• [Input rows]:
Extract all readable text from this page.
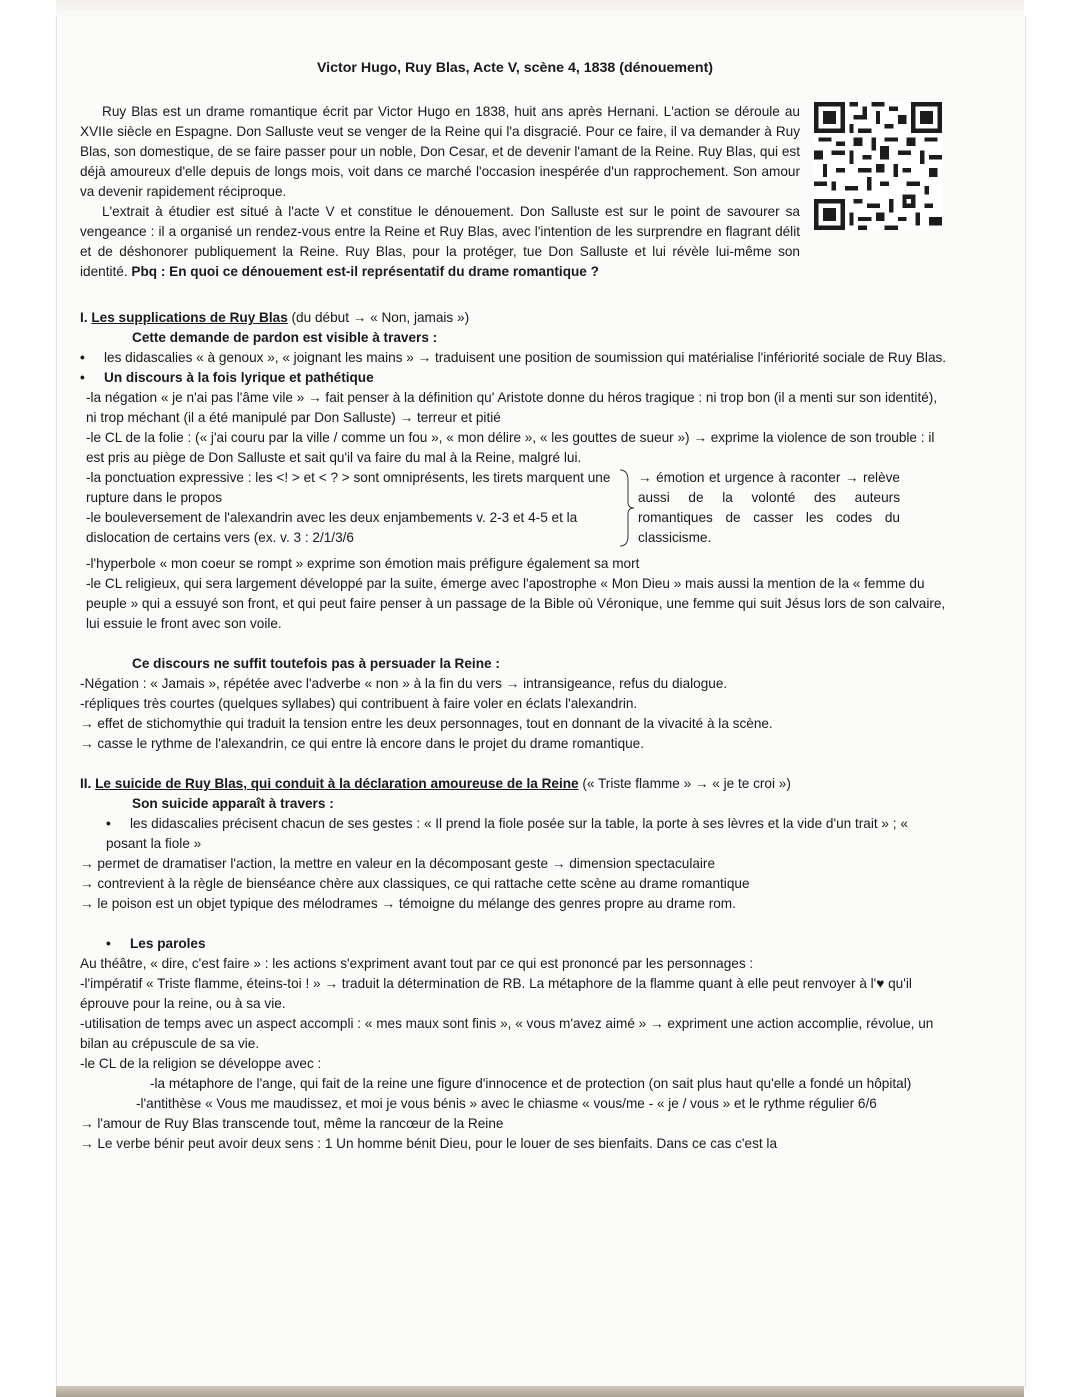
Victor Hugo, Ruy Blas, Acte V, scène 4, 1838 (dénouement)

Ruy Blas est un drame romantique écrit par Victor Hugo en 1838, huit ans après Hernani. L'action se déroule au XVIIe siècle en Espagne. Don Salluste veut se venger de la Reine qui l'a disgracié. Pour ce faire, il va demander à Ruy Blas, son domestique, de se faire passer pour un noble, Don Cesar, et de devenir l'amant de la Reine. Ruy Blas, qui est déjà amoureux d'elle depuis de longs mois, voit dans ce marché l'occasion inespérée d'un rapprochement. Son amour va devenir rapidement réciproque.

L'extrait à étudier est situé à l'acte V et constitue le dénouement. Don Salluste est sur le point de savourer sa vengeance : il a organisé un rendez-vous entre la Reine et Ruy Blas, avec l'intention de les surprendre en flagrant délit et de déshonorer publiquement la Reine. Ruy Blas, pour la protéger, tue Don Salluste et lui révèle lui-même son identité. Pbq : En quoi ce dénouement est-il représentatif du drame romantique ?

I. Les supplications de Ruy Blas (du début → « Non, jamais »)
Cette demande de pardon est visible à travers :
• les didascalies « à genoux », « joignant les mains » → traduisent une position de soumission qui matérialise l'infériorité sociale de Ruy Blas.
• Un discours à la fois lyrique et pathétique
-la négation « je n'ai pas l'âme vile » → fait penser à la définition qu' Aristote donne du héros tragique : ni trop bon (il a menti sur son identité), ni trop méchant (il a été manipulé par Don Salluste) → terreur et pitié
-le CL de la folie : (« j'ai couru par la ville / comme un fou », « mon délire », « les gouttes de sueur ») → exprime la violence de son trouble : il est pris au piège de Don Salluste et sait qu'il va faire du mal à la Reine, malgré lui.
-la ponctuation expressive : les <! > et < ? > sont omniprésents, les tirets marquent une rupture dans le propos
-le bouleversement de l'alexandrin avec les deux enjambements v. 2-3 et 4-5 et la dislocation de certains vers (ex. v. 3 : 2/1/3/6
→ émotion et urgence à raconter → relève aussi de la volonté des auteurs romantiques de casser les codes du classicisme.
-l'hyperbole « mon coeur se rompt » exprime son émotion mais préfigure également sa mort
-le CL religieux, qui sera largement développé par la suite, émerge avec l'apostrophe « Mon Dieu » mais aussi la mention de la « femme du peuple » qui a essuyé son front, et qui peut faire penser à un passage de la Bible où Véronique, une femme qui suit Jésus lors de son calvaire, lui essuie le front avec son voile.
Ce discours ne suffit toutefois pas à persuader la Reine :
-Négation : « Jamais », répétée avec l'adverbe « non » à la fin du vers → intransigeance, refus du dialogue.
-répliques très courtes (quelques syllabes) qui contribuent à faire voler en éclats l'alexandrin.
→ effet de stichomythie qui traduit la tension entre les deux personnages, tout en donnant de la vivacité à la scène.
→ casse le rythme de l'alexandrin, ce qui entre là encore dans le projet du drame romantique.
II. Le suicide de Ruy Blas, qui conduit à la déclaration amoureuse de la Reine (« Triste flamme » → « je te croi »)
Son suicide apparaît à travers :
• les didascalies précisent chacun de ses gestes : « Il prend la fiole posée sur la table, la porte à ses lèvres et la vide d'un trait » ; « posant la fiole »
→ permet de dramatiser l'action, la mettre en valeur en la décomposant geste → dimension spectaculaire
→ contrevient à la règle de bienséance chère aux classiques, ce qui rattache cette scène au drame romantique
→ le poison est un objet typique des mélodrames → témoigne du mélange des genres propre au drame rom.
• Les paroles
Au théâtre, « dire, c'est faire » : les actions s'expriment avant tout par ce qui est prononcé par les personnages :
-l'impératif « Triste flamme, éteins-toi ! » → traduit la détermination de RB. La métaphore de la flamme quant à elle peut renvoyer à l'♥ qu'il éprouve pour la reine, ou à sa vie.
-utilisation de temps avec un aspect accompli : « mes maux sont finis », « vous m'avez aimé » → expriment une action accomplie, révolue, un bilan au crépuscule de sa vie.
-le CL de la religion se développe avec :
-la métaphore de l'ange, qui fait de la reine une figure d'innocence et de protection (on sait plus haut qu'elle a fondé un hôpital)
-l'antithèse « Vous me maudissez, et moi je vous bénis » avec le chiasme « vous/me - « je / vous » et le rythme régulier 6/6
→ l'amour de Ruy Blas transcende tout, même la rancœur de la Reine
→ Le verbe bénir peut avoir deux sens : 1 Un homme bénit Dieu, pour le louer de ses bienfaits. Dans ce cas c'est la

• [Your instructions]:
Gather from the records above every line containing the string "Triste".

• [In response]:
II. Le suicide de Ruy Blas, qui conduit à la déclaration amoureuse de la Reine (« Triste flamme » → « je te croi »)
-l'impératif « Triste flamme, éteins-toi ! » → traduit la détermination de RB. La métaphore de la flamme quant à elle peut renvoyer à l'♥ qu'il éprouve pour la reine, ou à sa vie.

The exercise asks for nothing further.